> Requirement: Below you will find a set of lines. Repeat them all exactly.

[Data records]
____

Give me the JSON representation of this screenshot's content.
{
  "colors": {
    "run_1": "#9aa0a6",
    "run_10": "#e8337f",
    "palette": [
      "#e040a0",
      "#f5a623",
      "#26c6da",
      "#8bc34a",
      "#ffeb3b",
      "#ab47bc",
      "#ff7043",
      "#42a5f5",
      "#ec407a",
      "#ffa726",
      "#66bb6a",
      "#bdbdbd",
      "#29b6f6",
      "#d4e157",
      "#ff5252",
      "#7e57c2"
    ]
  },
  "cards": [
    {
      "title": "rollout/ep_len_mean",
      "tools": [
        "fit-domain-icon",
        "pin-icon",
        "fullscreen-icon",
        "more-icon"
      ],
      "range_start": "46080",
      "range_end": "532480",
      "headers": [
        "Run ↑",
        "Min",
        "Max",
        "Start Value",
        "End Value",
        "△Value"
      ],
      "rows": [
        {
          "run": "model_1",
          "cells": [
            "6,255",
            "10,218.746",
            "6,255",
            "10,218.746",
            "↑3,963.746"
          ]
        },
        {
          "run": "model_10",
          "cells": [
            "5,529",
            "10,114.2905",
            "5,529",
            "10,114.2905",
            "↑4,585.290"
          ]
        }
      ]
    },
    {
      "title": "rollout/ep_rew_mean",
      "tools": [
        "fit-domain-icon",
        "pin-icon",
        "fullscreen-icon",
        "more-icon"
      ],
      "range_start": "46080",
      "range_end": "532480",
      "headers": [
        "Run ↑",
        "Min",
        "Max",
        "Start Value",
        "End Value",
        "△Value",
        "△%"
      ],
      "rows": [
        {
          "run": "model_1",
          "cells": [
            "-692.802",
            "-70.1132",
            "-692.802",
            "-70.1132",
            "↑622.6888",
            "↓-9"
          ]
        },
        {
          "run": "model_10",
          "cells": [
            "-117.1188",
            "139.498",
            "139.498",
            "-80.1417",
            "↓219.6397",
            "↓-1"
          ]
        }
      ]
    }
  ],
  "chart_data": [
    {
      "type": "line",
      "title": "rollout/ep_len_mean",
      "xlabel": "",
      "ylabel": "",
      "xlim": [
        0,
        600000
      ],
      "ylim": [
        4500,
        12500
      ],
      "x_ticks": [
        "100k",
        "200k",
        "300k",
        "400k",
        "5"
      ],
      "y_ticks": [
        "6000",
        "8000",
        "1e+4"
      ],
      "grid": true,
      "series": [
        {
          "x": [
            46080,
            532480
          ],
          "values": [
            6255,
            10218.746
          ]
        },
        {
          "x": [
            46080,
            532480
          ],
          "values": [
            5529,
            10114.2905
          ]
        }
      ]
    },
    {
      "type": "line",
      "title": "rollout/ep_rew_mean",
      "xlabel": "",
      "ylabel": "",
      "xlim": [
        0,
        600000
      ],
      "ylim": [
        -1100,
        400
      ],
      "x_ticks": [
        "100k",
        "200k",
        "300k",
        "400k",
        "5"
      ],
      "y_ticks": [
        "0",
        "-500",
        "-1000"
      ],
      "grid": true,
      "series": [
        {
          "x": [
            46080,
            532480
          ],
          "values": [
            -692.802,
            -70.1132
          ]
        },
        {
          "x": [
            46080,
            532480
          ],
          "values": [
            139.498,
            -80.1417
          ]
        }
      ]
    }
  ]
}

____

> Solution to the problem:
Give me the JSON representation of this screenshot's content.
{
  "colors": {
    "run_1": "#9aa0a6",
    "run_10": "#e8337f",
    "palette": [
      "#e040a0",
      "#f5a623",
      "#26c6da",
      "#8bc34a",
      "#ffeb3b",
      "#ab47bc",
      "#ff7043",
      "#42a5f5",
      "#ec407a",
      "#ffa726",
      "#66bb6a",
      "#bdbdbd",
      "#29b6f6",
      "#d4e157",
      "#ff5252",
      "#7e57c2"
    ]
  },
  "cards": [
    {
      "title": "rollout/ep_len_mean",
      "tools": [
        "fit-domain-icon",
        "pin-icon",
        "fullscreen-icon",
        "more-icon"
      ],
      "range_start": "46080",
      "range_end": "532480",
      "headers": [
        "Run ↑",
        "Min",
        "Max",
        "Start Value",
        "End Value",
        "△Value"
      ],
      "rows": [
        {
          "run": "model_1",
          "cells": [
            "6,255",
            "10,218.746",
            "6,255",
            "10,218.746",
            "↑3,963.746"
          ]
        },
        {
          "run": "model_10",
          "cells": [
            "5,529",
            "10,114.2905",
            "5,529",
            "10,114.2905",
            "↑4,585.290"
          ]
        }
      ]
    },
    {
      "title": "rollout/ep_rew_mean",
      "tools": [
        "fit-domain-icon",
        "pin-icon",
        "fullscreen-icon",
        "more-icon"
      ],
      "range_start": "46080",
      "range_end": "532480",
      "headers": [
        "Run ↑",
        "Min",
        "Max",
        "Start Value",
        "End Value",
        "△Value",
        "△%"
      ],
      "rows": [
        {
          "run": "model_1",
          "cells": [
            "-692.802",
            "-70.1132",
            "-692.802",
            "-70.1132",
            "↑622.6888",
            "↓-9"
          ]
        },
        {
          "run": "model_10",
          "cells": [
            "-117.1188",
            "139.498",
            "139.498",
            "-80.1417",
            "↓219.6397",
            "↓-1"
          ]
        }
      ]
    }
  ],
  "chart_data": [
    {
      "type": "line",
      "title": "rollout/ep_len_mean",
      "xlabel": "",
      "ylabel": "",
      "xlim": [
        0,
        600000
      ],
      "ylim": [
        4500,
        12500
      ],
      "x_ticks": [
        "100k",
        "200k",
        "300k",
        "400k",
        "5"
      ],
      "y_ticks": [
        "6000",
        "8000",
        "1e+4"
      ],
      "grid": true,
      "series": [
        {
          "x": [
            46080,
            532480
          ],
          "values": [
            6255,
            10218.746
          ]
        },
        {
          "x": [
            46080,
            532480
          ],
          "values": [
            5529,
            10114.2905
          ]
        }
      ]
    },
    {
      "type": "line",
      "title": "rollout/ep_rew_mean",
      "xlabel": "",
      "ylabel": "",
      "xlim": [
        0,
        600000
      ],
      "ylim": [
        -1100,
        400
      ],
      "x_ticks": [
        "100k",
        "200k",
        "300k",
        "400k",
        "5"
      ],
      "y_ticks": [
        "0",
        "-500",
        "-1000"
      ],
      "grid": true,
      "series": [
        {
          "x": [
            46080,
            532480
          ],
          "values": [
            -692.802,
            -70.1132
          ]
        },
        {
          "x": [
            46080,
            532480
          ],
          "values": [
            139.498,
            -80.1417
          ]
        }
      ]
    }
  ]
}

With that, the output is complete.